• [GOAL OF THE EXERCISE] Copy out each line containing "data" from the entries below.

• [Stored entries]
-- BEGIN --

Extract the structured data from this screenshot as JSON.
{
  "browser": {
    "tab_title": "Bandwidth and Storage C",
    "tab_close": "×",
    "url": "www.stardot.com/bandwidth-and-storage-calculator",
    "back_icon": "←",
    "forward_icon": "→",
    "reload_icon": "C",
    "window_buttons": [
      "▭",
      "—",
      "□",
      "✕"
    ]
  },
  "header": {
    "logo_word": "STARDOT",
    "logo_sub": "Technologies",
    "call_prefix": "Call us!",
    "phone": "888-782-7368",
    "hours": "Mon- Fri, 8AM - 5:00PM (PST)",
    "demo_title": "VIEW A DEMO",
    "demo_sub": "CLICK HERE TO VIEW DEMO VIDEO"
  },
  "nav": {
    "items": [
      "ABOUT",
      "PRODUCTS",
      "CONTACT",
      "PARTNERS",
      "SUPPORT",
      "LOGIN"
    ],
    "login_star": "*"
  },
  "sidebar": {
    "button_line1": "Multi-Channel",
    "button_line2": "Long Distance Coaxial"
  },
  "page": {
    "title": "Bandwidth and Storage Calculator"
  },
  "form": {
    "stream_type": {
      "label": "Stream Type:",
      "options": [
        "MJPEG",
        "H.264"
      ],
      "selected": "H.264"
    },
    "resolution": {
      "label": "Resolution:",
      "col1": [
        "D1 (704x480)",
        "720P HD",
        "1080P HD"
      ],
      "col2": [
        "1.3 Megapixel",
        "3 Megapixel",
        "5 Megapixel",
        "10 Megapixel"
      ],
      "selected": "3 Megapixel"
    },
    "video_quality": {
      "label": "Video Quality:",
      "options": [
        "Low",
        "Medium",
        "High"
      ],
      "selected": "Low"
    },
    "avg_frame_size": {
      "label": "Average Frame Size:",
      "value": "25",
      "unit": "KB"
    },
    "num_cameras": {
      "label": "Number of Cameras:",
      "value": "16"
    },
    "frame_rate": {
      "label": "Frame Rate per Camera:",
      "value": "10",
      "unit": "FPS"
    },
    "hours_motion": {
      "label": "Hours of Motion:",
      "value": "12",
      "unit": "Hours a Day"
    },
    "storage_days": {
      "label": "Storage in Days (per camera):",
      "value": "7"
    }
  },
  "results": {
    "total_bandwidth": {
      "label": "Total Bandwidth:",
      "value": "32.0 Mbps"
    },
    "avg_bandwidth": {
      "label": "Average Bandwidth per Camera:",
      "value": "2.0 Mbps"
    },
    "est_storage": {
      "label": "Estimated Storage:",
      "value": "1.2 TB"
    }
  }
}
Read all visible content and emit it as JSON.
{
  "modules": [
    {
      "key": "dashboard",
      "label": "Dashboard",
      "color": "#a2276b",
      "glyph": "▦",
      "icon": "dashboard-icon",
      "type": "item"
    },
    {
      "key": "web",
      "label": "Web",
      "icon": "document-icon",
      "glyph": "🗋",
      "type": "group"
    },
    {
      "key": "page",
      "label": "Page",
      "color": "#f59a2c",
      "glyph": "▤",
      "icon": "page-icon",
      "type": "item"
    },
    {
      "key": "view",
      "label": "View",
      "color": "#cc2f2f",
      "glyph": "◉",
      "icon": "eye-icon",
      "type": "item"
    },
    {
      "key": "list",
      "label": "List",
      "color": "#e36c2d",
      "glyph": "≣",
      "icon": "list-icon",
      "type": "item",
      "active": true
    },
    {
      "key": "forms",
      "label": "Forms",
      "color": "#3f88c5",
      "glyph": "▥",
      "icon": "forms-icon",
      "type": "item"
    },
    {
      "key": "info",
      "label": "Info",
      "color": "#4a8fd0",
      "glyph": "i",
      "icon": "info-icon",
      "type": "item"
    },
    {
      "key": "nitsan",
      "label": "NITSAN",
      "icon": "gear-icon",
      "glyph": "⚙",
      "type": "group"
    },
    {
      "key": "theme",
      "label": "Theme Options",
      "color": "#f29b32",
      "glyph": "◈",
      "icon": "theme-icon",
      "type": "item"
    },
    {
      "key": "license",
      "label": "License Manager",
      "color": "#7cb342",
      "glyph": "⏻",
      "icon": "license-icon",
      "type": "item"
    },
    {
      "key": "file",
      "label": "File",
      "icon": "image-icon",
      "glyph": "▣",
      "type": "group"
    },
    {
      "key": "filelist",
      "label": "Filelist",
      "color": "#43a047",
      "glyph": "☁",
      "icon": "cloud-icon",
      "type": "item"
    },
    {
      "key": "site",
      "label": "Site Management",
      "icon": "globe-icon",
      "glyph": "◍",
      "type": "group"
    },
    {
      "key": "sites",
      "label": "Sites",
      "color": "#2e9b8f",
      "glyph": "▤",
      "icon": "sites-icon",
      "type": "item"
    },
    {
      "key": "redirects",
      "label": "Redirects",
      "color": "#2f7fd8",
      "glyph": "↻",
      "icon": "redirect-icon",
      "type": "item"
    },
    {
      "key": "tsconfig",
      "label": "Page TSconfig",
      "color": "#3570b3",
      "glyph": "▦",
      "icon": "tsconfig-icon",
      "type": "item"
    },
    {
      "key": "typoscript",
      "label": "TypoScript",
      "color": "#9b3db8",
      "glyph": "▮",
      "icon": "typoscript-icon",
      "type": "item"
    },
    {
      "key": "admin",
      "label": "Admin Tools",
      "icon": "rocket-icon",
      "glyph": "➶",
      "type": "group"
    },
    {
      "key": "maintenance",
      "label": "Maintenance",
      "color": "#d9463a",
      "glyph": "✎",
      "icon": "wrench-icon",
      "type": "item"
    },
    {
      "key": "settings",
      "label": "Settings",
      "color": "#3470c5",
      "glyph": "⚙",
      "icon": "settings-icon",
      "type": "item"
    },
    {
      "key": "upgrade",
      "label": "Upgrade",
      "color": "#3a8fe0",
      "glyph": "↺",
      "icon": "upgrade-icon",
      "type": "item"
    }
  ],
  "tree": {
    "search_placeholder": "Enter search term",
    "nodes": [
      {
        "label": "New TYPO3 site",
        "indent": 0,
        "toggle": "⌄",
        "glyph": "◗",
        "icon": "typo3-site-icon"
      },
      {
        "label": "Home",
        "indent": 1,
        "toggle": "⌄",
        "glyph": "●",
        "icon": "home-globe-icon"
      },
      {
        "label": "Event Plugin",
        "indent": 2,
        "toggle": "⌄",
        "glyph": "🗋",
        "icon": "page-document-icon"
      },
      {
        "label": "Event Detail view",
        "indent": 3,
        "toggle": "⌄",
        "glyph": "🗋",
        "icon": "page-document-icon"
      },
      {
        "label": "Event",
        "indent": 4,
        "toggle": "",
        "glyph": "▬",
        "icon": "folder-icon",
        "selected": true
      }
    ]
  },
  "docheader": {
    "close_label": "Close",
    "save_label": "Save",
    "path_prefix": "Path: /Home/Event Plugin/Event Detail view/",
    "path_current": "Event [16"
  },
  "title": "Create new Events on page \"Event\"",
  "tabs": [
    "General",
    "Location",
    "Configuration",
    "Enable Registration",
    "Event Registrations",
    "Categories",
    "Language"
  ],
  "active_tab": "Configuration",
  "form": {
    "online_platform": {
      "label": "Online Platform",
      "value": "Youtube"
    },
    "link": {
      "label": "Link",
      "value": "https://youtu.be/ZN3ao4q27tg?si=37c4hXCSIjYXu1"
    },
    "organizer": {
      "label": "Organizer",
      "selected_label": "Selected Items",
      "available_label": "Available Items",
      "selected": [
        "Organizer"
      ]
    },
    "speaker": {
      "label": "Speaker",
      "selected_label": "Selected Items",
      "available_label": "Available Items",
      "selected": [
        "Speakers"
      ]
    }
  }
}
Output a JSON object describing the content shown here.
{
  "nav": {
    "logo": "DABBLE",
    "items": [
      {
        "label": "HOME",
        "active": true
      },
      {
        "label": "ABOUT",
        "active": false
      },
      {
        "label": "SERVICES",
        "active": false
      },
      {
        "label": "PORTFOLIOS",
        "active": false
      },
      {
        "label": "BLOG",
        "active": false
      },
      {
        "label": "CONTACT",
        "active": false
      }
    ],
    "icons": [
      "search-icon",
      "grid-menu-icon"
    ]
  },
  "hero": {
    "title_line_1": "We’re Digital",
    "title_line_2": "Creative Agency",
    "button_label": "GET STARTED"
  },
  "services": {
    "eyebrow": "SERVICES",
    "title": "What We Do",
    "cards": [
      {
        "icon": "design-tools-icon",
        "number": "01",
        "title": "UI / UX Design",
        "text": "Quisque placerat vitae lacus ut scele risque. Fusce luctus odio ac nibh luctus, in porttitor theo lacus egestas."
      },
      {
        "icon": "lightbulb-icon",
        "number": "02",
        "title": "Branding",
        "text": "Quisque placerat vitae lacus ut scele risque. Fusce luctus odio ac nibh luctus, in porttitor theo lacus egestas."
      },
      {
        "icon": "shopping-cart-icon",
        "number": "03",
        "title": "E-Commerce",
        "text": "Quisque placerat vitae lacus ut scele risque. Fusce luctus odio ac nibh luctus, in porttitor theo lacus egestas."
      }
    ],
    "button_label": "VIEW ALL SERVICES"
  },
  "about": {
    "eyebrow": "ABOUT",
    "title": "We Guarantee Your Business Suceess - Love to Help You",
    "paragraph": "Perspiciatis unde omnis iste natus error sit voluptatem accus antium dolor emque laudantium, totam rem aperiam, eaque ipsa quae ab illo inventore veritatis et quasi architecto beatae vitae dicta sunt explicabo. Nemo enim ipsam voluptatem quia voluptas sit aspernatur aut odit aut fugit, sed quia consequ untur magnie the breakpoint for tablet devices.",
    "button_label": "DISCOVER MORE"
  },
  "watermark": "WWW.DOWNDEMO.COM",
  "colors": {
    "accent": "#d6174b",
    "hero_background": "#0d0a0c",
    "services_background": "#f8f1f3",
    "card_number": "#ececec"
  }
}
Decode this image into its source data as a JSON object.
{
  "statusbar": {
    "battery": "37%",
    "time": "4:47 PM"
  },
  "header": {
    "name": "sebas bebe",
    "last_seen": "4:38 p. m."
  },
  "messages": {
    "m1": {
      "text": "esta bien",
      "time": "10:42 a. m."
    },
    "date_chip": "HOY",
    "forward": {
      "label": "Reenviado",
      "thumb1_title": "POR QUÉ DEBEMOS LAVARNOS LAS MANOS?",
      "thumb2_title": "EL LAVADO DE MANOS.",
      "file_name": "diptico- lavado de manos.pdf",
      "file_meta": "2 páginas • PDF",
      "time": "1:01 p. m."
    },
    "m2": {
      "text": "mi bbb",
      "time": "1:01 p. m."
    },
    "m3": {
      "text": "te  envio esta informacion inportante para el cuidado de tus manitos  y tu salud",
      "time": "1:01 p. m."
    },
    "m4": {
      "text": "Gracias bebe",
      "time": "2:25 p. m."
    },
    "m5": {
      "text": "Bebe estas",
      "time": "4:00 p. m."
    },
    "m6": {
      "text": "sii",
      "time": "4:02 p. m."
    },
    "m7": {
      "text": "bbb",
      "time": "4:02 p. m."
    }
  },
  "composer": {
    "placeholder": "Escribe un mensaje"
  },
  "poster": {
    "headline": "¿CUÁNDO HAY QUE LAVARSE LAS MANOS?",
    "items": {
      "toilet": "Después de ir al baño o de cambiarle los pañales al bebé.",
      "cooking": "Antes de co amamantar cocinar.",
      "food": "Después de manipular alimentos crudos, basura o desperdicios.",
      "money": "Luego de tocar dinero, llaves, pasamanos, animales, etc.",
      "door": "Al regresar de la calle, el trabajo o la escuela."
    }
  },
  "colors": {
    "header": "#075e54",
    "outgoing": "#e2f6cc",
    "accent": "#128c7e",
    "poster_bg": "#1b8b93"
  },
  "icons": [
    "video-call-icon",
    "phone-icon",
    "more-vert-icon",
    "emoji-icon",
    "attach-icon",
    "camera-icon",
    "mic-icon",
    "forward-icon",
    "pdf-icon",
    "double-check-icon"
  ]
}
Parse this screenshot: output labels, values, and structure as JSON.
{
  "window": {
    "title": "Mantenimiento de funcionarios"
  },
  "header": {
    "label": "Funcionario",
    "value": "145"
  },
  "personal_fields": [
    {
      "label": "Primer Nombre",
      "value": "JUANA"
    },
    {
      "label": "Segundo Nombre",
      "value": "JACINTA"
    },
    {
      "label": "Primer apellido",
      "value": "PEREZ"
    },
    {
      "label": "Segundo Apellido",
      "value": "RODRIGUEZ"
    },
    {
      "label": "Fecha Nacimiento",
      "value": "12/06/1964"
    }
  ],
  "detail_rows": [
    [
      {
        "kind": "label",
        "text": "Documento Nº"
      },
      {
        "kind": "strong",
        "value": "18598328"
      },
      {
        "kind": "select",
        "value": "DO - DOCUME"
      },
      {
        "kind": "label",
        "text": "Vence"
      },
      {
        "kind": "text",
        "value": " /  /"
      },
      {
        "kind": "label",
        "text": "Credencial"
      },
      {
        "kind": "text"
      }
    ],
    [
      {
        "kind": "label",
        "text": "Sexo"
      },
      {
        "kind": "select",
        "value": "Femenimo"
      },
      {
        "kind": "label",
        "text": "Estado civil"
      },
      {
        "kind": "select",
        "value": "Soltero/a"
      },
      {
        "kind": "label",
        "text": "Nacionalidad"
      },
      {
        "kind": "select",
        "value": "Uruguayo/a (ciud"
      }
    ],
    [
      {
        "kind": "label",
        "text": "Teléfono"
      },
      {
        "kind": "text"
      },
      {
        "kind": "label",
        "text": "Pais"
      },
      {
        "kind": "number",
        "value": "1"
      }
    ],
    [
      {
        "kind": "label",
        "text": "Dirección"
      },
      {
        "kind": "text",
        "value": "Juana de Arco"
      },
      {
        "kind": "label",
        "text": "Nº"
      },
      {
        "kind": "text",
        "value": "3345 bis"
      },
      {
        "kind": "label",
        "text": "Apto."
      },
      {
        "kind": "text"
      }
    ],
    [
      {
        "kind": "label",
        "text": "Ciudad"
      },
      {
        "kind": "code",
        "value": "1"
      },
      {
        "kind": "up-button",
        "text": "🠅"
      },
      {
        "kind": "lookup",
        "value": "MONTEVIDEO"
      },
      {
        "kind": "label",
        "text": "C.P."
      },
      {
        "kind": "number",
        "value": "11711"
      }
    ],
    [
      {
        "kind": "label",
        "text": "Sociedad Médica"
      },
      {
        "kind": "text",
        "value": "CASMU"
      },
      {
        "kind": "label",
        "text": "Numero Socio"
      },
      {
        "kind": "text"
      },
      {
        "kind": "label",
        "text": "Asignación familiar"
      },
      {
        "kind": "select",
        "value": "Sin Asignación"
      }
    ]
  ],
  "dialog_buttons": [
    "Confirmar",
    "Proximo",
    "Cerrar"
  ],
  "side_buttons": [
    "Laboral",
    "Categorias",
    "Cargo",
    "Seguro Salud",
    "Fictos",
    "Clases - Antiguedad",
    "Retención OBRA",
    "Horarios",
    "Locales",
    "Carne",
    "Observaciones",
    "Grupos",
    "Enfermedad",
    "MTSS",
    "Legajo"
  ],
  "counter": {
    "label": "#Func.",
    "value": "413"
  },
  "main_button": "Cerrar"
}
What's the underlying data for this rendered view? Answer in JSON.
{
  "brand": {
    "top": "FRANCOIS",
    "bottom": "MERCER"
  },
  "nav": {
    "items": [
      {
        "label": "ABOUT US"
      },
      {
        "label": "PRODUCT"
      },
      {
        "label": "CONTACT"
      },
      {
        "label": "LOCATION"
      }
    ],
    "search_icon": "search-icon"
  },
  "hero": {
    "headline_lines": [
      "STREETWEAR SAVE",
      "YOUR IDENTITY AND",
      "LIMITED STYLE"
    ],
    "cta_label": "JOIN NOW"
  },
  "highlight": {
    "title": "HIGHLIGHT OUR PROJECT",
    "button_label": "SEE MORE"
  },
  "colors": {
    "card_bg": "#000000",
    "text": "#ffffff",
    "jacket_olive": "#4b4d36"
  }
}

-- END --

• [FINISHED EXERCISE]
Extract the structured data from this screenshot as JSON.
Decode this image into its source data as a JSON object.
What's the underlying data for this rendered view? Answer in JSON.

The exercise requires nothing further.